Extracted records:

----

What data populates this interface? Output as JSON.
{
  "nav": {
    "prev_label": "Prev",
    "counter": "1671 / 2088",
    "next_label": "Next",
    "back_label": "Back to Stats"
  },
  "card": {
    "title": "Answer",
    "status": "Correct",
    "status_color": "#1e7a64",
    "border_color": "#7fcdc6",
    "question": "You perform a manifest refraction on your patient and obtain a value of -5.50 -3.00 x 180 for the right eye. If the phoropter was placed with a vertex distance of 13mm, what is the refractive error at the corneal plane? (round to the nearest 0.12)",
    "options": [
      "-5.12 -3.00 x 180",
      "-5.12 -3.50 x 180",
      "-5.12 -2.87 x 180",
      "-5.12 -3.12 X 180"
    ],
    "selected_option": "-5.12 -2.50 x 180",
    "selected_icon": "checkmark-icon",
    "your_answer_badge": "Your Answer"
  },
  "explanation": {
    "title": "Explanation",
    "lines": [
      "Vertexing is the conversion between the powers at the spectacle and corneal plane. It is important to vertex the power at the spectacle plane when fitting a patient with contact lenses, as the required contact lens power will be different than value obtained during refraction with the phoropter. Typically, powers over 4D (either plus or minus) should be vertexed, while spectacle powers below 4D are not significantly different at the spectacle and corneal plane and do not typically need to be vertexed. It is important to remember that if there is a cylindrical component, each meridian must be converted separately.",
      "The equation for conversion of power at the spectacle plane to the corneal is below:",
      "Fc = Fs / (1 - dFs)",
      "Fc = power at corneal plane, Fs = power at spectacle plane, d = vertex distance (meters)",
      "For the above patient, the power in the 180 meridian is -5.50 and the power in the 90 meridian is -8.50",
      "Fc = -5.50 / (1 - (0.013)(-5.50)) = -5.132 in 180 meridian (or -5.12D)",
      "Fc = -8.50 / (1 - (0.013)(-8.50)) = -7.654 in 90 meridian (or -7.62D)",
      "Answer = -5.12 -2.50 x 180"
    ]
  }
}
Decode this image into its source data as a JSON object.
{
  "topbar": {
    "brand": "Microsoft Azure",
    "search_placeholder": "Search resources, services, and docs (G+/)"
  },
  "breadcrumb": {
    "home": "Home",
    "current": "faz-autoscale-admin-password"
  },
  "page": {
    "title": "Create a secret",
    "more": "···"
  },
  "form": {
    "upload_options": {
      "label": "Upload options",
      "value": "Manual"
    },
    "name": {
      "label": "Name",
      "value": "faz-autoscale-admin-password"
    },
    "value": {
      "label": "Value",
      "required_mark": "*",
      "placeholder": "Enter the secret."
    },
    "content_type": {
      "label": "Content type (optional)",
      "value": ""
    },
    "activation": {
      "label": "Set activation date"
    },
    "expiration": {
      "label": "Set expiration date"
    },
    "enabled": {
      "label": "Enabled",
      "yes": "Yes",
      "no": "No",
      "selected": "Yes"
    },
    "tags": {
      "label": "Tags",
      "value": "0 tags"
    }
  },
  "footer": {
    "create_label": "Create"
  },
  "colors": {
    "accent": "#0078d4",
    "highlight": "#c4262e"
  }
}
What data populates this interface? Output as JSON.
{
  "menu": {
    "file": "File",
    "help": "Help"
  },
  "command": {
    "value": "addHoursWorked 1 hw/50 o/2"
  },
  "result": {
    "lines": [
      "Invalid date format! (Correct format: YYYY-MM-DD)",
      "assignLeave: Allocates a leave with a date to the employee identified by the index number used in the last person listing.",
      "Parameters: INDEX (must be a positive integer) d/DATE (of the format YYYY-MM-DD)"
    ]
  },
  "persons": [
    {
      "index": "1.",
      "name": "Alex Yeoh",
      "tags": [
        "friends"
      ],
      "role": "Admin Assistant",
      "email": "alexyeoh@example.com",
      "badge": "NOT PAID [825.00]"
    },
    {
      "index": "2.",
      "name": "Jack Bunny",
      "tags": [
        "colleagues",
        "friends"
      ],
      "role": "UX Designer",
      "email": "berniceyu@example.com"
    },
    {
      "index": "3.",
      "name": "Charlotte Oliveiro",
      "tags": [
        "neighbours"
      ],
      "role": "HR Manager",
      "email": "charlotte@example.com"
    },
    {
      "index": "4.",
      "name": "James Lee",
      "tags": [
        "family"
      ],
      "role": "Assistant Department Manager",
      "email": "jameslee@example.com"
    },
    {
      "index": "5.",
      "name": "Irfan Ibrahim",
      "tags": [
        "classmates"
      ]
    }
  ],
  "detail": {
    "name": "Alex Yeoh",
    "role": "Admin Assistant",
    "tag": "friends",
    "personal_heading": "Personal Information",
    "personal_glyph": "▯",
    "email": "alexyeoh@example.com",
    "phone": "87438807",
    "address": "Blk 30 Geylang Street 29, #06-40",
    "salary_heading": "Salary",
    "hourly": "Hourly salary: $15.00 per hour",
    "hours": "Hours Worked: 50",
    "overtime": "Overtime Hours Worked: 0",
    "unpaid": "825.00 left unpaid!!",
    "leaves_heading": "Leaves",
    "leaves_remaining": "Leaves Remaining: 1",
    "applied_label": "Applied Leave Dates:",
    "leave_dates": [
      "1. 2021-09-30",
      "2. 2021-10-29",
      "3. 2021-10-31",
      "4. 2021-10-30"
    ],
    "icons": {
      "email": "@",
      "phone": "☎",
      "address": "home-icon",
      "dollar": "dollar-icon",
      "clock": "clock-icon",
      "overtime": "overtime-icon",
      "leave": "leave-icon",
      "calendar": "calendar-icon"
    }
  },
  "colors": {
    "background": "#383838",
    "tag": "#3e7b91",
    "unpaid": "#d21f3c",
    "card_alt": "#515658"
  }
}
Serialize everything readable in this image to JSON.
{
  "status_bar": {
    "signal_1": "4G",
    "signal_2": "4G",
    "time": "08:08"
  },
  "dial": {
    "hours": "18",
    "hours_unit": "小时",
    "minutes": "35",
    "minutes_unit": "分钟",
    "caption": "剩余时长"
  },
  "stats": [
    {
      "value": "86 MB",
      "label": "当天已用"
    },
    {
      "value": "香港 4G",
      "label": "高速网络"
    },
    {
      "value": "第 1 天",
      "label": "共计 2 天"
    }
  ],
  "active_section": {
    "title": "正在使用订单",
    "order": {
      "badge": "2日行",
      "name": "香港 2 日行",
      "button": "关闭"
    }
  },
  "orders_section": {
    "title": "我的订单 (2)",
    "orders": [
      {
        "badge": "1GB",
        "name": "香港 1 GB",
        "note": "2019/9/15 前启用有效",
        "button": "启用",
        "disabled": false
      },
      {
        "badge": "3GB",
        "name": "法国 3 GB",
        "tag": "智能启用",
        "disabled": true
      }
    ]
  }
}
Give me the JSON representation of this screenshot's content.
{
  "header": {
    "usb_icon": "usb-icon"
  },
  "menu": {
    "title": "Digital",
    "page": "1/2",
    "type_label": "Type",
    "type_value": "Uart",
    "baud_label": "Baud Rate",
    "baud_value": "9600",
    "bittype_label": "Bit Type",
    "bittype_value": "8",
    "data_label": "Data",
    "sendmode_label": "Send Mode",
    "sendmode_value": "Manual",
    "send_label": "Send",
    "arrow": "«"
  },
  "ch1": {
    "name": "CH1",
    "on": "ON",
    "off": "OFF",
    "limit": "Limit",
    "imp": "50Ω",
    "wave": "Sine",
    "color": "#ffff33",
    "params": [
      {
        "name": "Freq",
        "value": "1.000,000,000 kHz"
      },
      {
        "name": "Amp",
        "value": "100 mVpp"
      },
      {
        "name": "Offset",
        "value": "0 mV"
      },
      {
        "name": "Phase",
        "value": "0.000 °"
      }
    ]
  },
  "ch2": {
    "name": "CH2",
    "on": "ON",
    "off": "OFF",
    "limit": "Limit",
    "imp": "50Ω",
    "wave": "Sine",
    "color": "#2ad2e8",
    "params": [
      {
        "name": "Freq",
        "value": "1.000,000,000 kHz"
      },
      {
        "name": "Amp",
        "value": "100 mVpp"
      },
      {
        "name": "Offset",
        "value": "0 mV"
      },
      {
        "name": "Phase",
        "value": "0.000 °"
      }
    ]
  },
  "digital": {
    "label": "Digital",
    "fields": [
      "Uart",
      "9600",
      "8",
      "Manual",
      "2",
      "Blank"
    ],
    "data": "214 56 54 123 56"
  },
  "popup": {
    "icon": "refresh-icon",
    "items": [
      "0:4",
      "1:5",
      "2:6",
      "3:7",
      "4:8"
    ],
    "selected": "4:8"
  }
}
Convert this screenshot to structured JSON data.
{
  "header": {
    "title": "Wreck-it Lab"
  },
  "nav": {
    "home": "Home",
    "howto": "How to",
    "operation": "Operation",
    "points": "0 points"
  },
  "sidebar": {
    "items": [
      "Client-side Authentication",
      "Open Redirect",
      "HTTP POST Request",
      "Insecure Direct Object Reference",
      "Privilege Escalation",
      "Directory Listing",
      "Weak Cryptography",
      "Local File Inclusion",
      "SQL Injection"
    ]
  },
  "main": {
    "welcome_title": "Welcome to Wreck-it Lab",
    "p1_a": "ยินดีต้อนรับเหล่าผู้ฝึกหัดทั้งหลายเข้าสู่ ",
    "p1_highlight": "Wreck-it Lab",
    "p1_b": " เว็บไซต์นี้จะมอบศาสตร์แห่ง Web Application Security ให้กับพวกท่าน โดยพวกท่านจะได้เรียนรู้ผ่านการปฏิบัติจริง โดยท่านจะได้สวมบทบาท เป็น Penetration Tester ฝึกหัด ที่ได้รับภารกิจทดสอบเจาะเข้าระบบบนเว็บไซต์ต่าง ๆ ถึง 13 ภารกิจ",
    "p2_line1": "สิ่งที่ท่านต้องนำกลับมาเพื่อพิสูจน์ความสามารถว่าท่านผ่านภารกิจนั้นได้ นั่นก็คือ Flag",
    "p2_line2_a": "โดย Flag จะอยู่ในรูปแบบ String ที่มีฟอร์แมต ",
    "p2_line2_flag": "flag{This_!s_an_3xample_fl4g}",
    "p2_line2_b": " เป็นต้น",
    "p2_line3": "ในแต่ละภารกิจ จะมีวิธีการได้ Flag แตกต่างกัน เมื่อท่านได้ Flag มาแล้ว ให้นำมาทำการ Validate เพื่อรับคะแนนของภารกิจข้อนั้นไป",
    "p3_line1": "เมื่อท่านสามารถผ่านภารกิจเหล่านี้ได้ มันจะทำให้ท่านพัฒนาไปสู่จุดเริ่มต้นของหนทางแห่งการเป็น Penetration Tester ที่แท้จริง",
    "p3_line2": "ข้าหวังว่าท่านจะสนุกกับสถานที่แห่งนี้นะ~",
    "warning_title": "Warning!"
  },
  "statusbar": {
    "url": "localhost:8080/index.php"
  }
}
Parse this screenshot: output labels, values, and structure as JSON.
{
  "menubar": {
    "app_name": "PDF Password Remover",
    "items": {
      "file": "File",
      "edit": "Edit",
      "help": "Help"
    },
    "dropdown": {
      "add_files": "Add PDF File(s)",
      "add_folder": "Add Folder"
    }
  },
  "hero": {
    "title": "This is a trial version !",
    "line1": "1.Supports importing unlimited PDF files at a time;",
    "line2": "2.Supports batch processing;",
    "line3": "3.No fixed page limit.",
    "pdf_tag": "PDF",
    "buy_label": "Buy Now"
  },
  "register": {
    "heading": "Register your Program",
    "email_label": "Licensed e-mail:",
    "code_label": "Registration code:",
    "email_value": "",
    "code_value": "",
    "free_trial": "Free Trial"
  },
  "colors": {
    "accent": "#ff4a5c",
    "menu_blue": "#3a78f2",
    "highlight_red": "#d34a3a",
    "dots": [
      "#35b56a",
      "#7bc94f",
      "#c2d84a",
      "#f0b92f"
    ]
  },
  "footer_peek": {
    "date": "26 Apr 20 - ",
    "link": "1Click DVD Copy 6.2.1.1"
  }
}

----

Your task is to report how many lines of the material include the string "Leaves". Give the number and no other words.

(Written answer):
2